TO DO -
Check every line of the data below for the string "okno", and copy the ones that hold it.

ENTRIES PROVIDED -

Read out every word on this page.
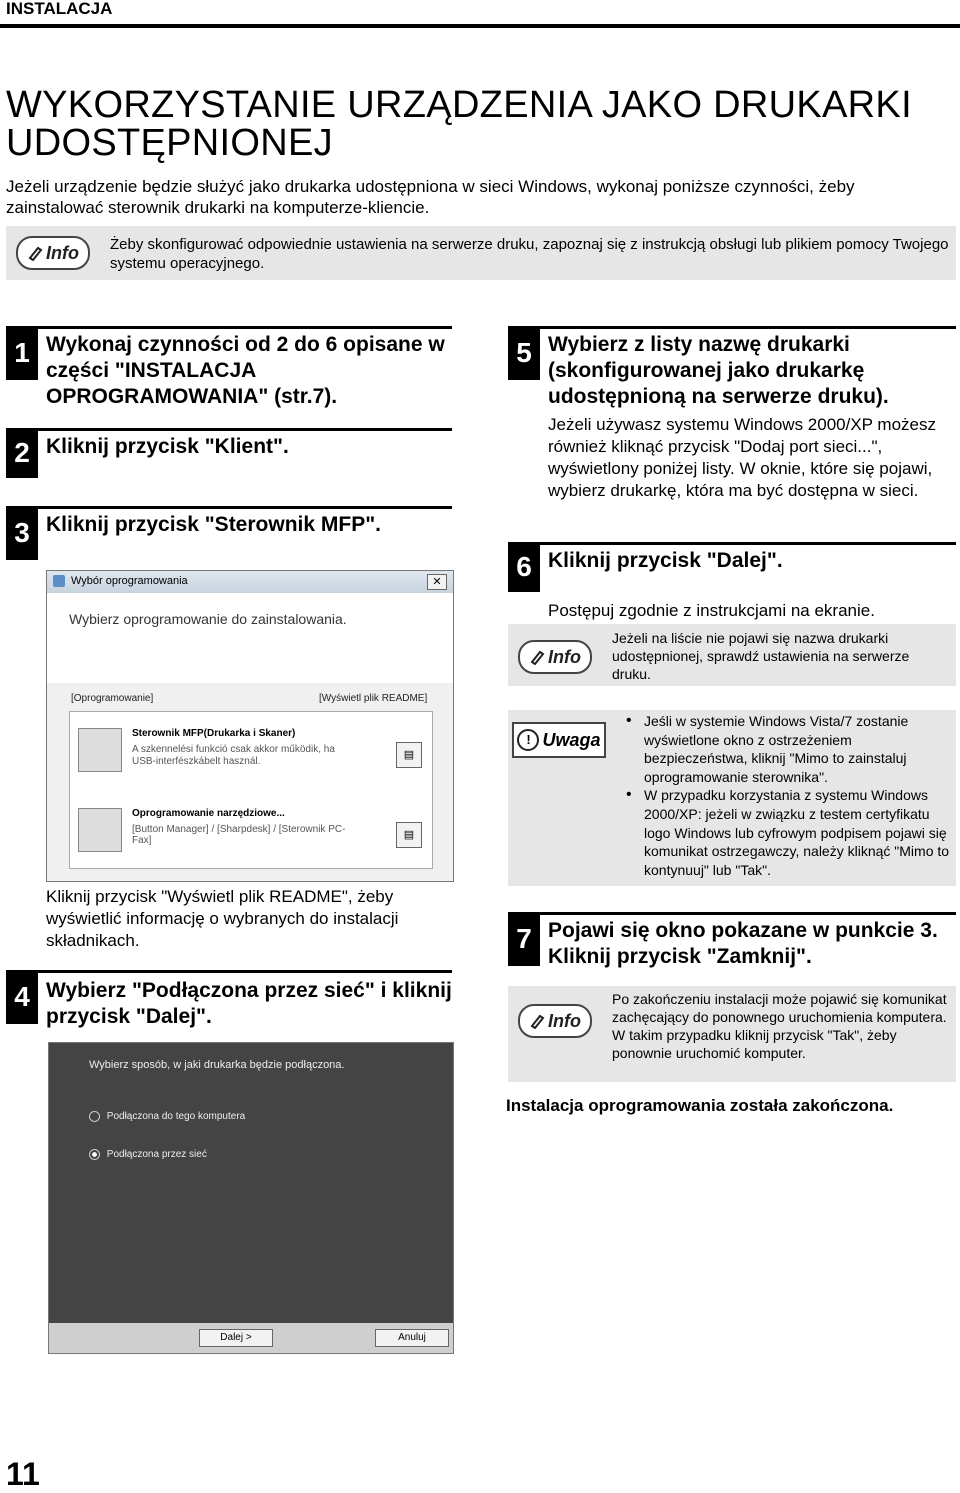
INSTALACJA
WYKORZYSTANIE URZĄDZENIA JAKO DRUKARKI UDOSTĘPNIONEJ
Jeżeli urządzenie będzie służyć jako drukarka udostępniona w sieci Windows, wykonaj poniższe czynności, żeby zainstalować sterownik drukarki na komputerze-kliencie.
Info Żeby skonfigurować odpowiednie ustawienia na serwerze druku, zapoznaj się z instrukcją obsługi lub plikiem pomocy Twojego systemu operacyjnego.
1 Wykonaj czynności od 2 do 6 opisane w części "INSTALACJA OPROGRAMOWANIA" (str.7).
2 Kliknij przycisk "Klient".
3 Kliknij przycisk "Sterownik MFP".
Wybór oprogramowania	✕
Wybierz oprogramowanie do zainstalowania.
[Oprogramowanie]	[Wyświetl plik README]
Sterownik MFP(Drukarka i Skaner)
A szkennelési funkció csak akkor működik, ha USB-interfészkábelt használ.
▤
Oprogramowanie narzędziowe...
[Button Manager] / [Sharpdesk] / [Sterownik PC-Fax]	▤
Kliknij przycisk "Wyświetl plik README", żeby wyświetlić informację o wybranych do instalacji składnikach.
4 Wybierz "Podłączona przez sieć" i kliknij przycisk "Dalej".
Wybierz sposób, w jaki drukarka będzie podłączona.
Podłączona do tego komputera
Podłączona przez sieć
Dalej >	Anuluj
5 Wybierz z listy nazwę drukarki (skonfigurowanej jako drukarkę udostępnioną na serwerze druku).
Jeżeli używasz systemu Windows 2000/XP możesz również kliknąć przycisk "Dodaj port sieci...", wyświetlony poniżej listy. W oknie, które się pojawi, wybierz drukarkę, która ma być dostępna w sieci.
6 Kliknij przycisk "Dalej".
Postępuj zgodnie z instrukcjami na ekranie.
Info
Jeżeli na liście nie pojawi się nazwa drukarki udostępnionej, sprawdź ustawienia na serwerze druku.
! Uwaga
• Jeśli w systemie Windows Vista/7 zostanie wyświetlone okno z ostrzeżeniem bezpieczeństwa, kliknij "Mimo to zainstaluj oprogramowanie sterownika".
• W przypadku korzystania z systemu Windows 2000/XP: jeżeli w związku z testem certyfikatu logo Windows lub cyfrowym podpisem pojawi się komunikat ostrzegawczy, należy kliknąć "Mimo to kontynuuj" lub "Tak".
7 Pojawi się okno pokazane w punkcie 3. Kliknij przycisk "Zamknij".
Info
Po zakończeniu instalacji może pojawić się komunikat zachęcający do ponownego uruchomienia komputera. W takim przypadku kliknij przycisk "Tak", żeby ponownie uruchomić komputer.
Instalacja oprogramowania została zakończona.
11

RESULT OF THE TASK -
• Jeśli w systemie Windows Vista/7 zostanie wyświetlone okno z ostrzeżeniem bezpieczeństwa, kliknij "Mimo to zainstaluj oprogramowanie sterownika".
7 Pojawi się okno pokazane w punkcie 3. Kliknij przycisk "Zamknij".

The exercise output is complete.